#### [To do]
Format each line of the records as a JSON list of strings, one string per line, leaving out blank lines.

━━━━━ Provided data

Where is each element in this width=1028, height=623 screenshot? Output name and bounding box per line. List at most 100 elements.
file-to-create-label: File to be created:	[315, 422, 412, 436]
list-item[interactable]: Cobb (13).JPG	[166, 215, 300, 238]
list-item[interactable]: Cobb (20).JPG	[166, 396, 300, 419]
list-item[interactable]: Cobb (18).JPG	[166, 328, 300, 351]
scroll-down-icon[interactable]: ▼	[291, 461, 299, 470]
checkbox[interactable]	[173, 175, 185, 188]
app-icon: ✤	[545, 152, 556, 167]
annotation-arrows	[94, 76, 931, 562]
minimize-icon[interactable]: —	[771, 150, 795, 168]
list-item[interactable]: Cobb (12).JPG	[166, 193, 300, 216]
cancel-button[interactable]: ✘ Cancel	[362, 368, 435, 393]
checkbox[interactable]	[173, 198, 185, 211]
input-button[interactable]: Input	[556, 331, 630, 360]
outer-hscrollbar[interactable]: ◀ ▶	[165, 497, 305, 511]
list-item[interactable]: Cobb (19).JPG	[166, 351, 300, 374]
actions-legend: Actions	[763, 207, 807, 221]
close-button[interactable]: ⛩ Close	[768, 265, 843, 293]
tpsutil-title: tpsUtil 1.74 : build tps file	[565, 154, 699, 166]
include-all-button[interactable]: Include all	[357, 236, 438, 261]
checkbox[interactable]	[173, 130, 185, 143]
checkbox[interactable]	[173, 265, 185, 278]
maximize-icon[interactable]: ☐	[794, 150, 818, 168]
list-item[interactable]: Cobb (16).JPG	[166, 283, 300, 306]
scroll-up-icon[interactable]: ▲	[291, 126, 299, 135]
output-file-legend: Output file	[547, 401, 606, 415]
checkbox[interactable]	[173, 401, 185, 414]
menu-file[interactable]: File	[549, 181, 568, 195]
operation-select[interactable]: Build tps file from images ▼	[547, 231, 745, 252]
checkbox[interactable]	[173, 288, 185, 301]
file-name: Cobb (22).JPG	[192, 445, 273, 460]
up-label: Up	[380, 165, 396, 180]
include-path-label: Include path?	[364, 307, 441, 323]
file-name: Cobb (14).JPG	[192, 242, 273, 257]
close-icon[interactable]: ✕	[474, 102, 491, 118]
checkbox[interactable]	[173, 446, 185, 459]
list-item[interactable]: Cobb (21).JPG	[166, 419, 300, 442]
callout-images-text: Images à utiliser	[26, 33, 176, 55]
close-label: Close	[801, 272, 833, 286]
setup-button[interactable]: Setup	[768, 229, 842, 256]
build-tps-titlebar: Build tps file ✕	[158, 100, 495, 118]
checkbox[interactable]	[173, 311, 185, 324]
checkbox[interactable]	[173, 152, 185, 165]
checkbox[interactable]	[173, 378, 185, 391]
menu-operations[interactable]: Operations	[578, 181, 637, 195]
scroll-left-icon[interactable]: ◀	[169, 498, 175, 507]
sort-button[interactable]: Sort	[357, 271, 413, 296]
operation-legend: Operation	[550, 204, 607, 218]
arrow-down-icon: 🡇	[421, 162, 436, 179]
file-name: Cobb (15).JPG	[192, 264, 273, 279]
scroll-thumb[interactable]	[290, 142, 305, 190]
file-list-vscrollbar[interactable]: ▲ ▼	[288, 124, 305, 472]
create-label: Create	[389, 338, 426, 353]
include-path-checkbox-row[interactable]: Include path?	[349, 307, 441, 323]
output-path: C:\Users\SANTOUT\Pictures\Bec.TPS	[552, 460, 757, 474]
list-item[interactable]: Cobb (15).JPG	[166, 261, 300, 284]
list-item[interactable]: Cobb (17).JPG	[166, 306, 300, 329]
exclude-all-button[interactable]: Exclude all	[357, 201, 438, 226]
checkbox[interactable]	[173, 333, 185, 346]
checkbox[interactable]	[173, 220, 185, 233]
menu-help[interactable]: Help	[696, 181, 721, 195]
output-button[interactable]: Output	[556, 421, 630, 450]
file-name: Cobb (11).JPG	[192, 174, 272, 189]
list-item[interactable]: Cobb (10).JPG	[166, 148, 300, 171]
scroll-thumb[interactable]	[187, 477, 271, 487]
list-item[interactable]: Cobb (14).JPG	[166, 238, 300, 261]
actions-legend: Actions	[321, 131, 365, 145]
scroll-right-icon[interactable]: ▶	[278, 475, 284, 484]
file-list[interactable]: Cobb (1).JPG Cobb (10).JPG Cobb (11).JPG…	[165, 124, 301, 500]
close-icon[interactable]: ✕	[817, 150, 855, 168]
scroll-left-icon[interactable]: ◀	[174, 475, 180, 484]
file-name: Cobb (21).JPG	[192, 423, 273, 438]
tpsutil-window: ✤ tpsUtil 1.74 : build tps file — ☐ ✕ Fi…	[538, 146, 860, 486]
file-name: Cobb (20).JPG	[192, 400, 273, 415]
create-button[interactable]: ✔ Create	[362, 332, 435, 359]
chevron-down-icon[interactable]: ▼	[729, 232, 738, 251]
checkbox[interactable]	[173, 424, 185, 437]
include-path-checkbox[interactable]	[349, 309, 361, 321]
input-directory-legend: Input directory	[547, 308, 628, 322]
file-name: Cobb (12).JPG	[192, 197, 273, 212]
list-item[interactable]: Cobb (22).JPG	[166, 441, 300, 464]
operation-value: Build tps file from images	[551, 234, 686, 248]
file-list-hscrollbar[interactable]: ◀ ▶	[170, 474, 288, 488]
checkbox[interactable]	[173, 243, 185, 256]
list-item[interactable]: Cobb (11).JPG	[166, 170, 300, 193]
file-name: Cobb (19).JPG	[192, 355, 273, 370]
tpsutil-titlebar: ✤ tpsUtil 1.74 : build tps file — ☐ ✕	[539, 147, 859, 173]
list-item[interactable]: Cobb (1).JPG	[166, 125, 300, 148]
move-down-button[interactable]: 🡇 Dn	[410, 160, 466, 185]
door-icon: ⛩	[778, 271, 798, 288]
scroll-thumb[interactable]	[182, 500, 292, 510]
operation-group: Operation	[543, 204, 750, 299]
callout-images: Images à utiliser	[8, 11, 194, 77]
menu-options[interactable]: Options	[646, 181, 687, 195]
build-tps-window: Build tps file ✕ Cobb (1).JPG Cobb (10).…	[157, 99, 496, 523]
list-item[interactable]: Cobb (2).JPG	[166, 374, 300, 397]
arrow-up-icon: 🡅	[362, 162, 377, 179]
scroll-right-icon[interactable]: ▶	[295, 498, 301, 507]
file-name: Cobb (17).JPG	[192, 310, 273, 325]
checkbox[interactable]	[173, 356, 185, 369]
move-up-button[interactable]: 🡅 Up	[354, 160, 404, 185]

━━━━━━━━━━

#### [Answer in full]
[
  "Where is each element in this width=1028, height=623 screenshot? Output name and bounding box per line. List at most 100 elements.",
  "file-to-create-label: File to be created:\t[315, 422, 412, 436]",
  "list-item[interactable]: Cobb (13).JPG\t[166, 215, 300, 238]",
  "list-item[interactable]: Cobb (20).JPG\t[166, 396, 300, 419]",
  "list-item[interactable]: Cobb (18).JPG\t[166, 328, 300, 351]",
  "scroll-down-icon[interactable]: ▼\t[291, 461, 299, 470]",
  "checkbox[interactable]\t[173, 175, 185, 188]",
  "app-icon: ✤\t[545, 152, 556, 167]",
  "annotation-arrows\t[94, 76, 931, 562]",
  "minimize-icon[interactable]: —\t[771, 150, 795, 168]",
  "list-item[interactable]: Cobb (12).JPG\t[166, 193, 300, 216]",
  "cancel-button[interactable]: ✘ Cancel\t[362, 368, 435, 393]",
  "checkbox[interactable]\t[173, 198, 185, 211]",
  "input-button[interactable]: Input\t[556, 331, 630, 360]",
  "outer-hscrollbar[interactable]: ◀ ▶\t[165, 497, 305, 511]",
  "list-item[interactable]: Cobb (19).JPG\t[166, 351, 300, 374]",
  "actions-legend: Actions\t[763, 207, 807, 221]",
  "close-button[interactable]: ⛩ Close\t[768, 265, 843, 293]",
  "tpsutil-title: tpsUtil 1.74 : build tps file\t[565, 154, 699, 166]",
  "include-all-button[interactable]: Include all\t[357, 236, 438, 261]",
  "checkbox[interactable]\t[173, 130, 185, 143]",
  "checkbox[interactable]\t[173, 265, 185, 278]",
  "maximize-icon[interactable]: ☐\t[794, 150, 818, 168]",
  "list-item[interactable]: Cobb (16).JPG\t[166, 283, 300, 306]",
  "scroll-up-icon[interactable]: ▲\t[291, 126, 299, 135]",
  "output-file-legend: Output file\t[547, 401, 606, 415]",
  "checkbox[interactable]\t[173, 401, 185, 414]",
  "menu-file[interactable]: File\t[549, 181, 568, 195]",
  "operation-select[interactable]: Build tps file from images ▼\t[547, 231, 745, 252]",
  "checkbox[interactable]\t[173, 288, 185, 301]",
  "file-name: Cobb (22).JPG\t[192, 445, 273, 460]",
  "up-label: Up\t[380, 165, 396, 180]",
  "include-path-label: Include path?\t[364, 307, 441, 323]",
  "file-name: Cobb (14).JPG\t[192, 242, 273, 257]",
  "close-icon[interactable]: ✕\t[474, 102, 491, 118]",
  "checkbox[interactable]\t[173, 446, 185, 459]",
  "list-item[interactable]: Cobb (21).JPG\t[166, 419, 300, 442]",
  "callout-images-text: Images à utiliser\t[26, 33, 176, 55]",
  "close-label: Close\t[801, 272, 833, 286]",
  "setup-button[interactable]: Setup\t[768, 229, 842, 256]",
  "build-tps-titlebar: Build tps file ✕\t[158, 100, 495, 118]",
  "checkbox[interactable]\t[173, 311, 185, 324]",
  "checkbox[interactable]\t[173, 152, 185, 165]",
  "checkbox[interactable]\t[173, 378, 185, 391]",
  "menu-operations[interactable]: Operations\t[578, 181, 637, 195]",
  "scroll-left-icon[interactable]: ◀\t[169, 498, 175, 507]",
  "sort-button[interactable]: Sort\t[357, 271, 413, 296]",
  "operation-legend: Operation\t[550, 204, 607, 218]",
  "arrow-down-icon: 🡇\t[421, 162, 436, 179]",
  "file-name: Cobb (15).JPG\t[192, 264, 273, 279]",
  "scroll-thumb[interactable]\t[290, 142, 305, 190]",
  "file-list-vscrollbar[interactable]: ▲ ▼\t[288, 124, 305, 472]",
  "create-label: Create\t[389, 338, 426, 353]",
  "include-path-checkbox-row[interactable]: Include path?\t[349, 307, 441, 323]",
  "output-path: C:\\Users\\SANTOUT\\Pictures\\Bec.TPS\t[552, 460, 757, 474]",
  "list-item[interactable]: Cobb (15).JPG\t[166, 261, 300, 284]",
  "list-item[interactable]: Cobb (17).JPG\t[166, 306, 300, 329]",
  "exclude-all-button[interactable]: Exclude all\t[357, 201, 438, 226]",
  "checkbox[interactable]\t[173, 333, 185, 346]",
  "checkbox[interactable]\t[173, 220, 185, 233]",
  "menu-help[interactable]: Help\t[696, 181, 721, 195]",
  "output-button[interactable]: Output\t[556, 421, 630, 450]",
  "file-name: Cobb (11).JPG\t[192, 174, 272, 189]",
  "list-item[interactable]: Cobb (10).JPG\t[166, 148, 300, 171]",
  "scroll-thumb[interactable]\t[187, 477, 271, 487]",
  "list-item[interactable]: Cobb (14).JPG\t[166, 238, 300, 261]",
  "actions-legend: Actions\t[321, 131, 365, 145]",
  "scroll-right-icon[interactable]: ▶\t[278, 475, 284, 484]",
  "file-list[interactable]: Cobb (1).JPG Cobb (10).JPG Cobb (11).JPG…\t[165, 124, 301, 500]",
  "close-icon[interactable]: ✕\t[817, 150, 855, 168]",
  "scroll-left-icon[interactable]: ◀\t[174, 475, 180, 484]",
  "file-name: Cobb (21).JPG\t[192, 423, 273, 438]",
  "tpsutil-window: ✤ tpsUtil 1.74 : build tps file — ☐ ✕ Fi…\t[538, 146, 860, 486]",
  "file-name: Cobb (20).JPG\t[192, 400, 273, 415]",
  "create-button[interactable]: ✔ Create\t[362, 332, 435, 359]",
  "chevron-down-icon[interactable]: ▼\t[729, 232, 738, 251]",
  "checkbox[interactable]\t[173, 424, 185, 437]",
  "include-path-checkbox[interactable]\t[349, 309, 361, 321]",
  "input-directory-legend: Input directory\t[547, 308, 628, 322]",
  "file-name: Cobb (12).JPG\t[192, 197, 273, 212]",
  "list-item[interactable]: Cobb (22).JPG\t[166, 441, 300, 464]",
  "operation-value: Build tps file from images\t[551, 234, 686, 248]",
  "file-list-hscrollbar[interactable]: ◀ ▶\t[170, 474, 288, 488]",
  "checkbox[interactable]\t[173, 243, 185, 256]",
  "list-item[interactable]: Cobb (11).JPG\t[166, 170, 300, 193]",
  "file-name: Cobb (19).JPG\t[192, 355, 273, 370]",
  "tpsutil-titlebar: ✤ tpsUtil 1.74 : build tps file — ☐ ✕\t[539, 147, 859, 173]",
  "list-item[interactable]: Cobb (1).JPG\t[166, 125, 300, 148]",
  "move-down-button[interactable]: 🡇 Dn\t[410, 160, 466, 185]",
  "door-icon: ⛩\t[778, 271, 798, 288]",
  "scroll-thumb[interactable]\t[182, 500, 292, 510]",
  "operation-group: Operation\t[543, 204, 750, 299]",
  "callout-images: Images à utiliser\t[8, 11, 194, 77]",
  "menu-options[interactable]: Options\t[646, 181, 687, 195]",
  "build-tps-window: Build tps file ✕ Cobb (1).JPG Cobb (10).…\t[157, 99, 496, 523]",
  "list-item[interactable]: Cobb (2).JPG\t[166, 374, 300, 397]",
  "arrow-up-icon: 🡅\t[362, 162, 377, 179]",
  "scroll-right-icon[interactable]: ▶\t[295, 498, 301, 507]",
  "file-name: Cobb (17).JPG\t[192, 310, 273, 325]",
  "checkbox[interactable]\t[173, 356, 185, 369]",
  "move-up-button[interactable]: 🡅 Up\t[354, 160, 404, 185]"
]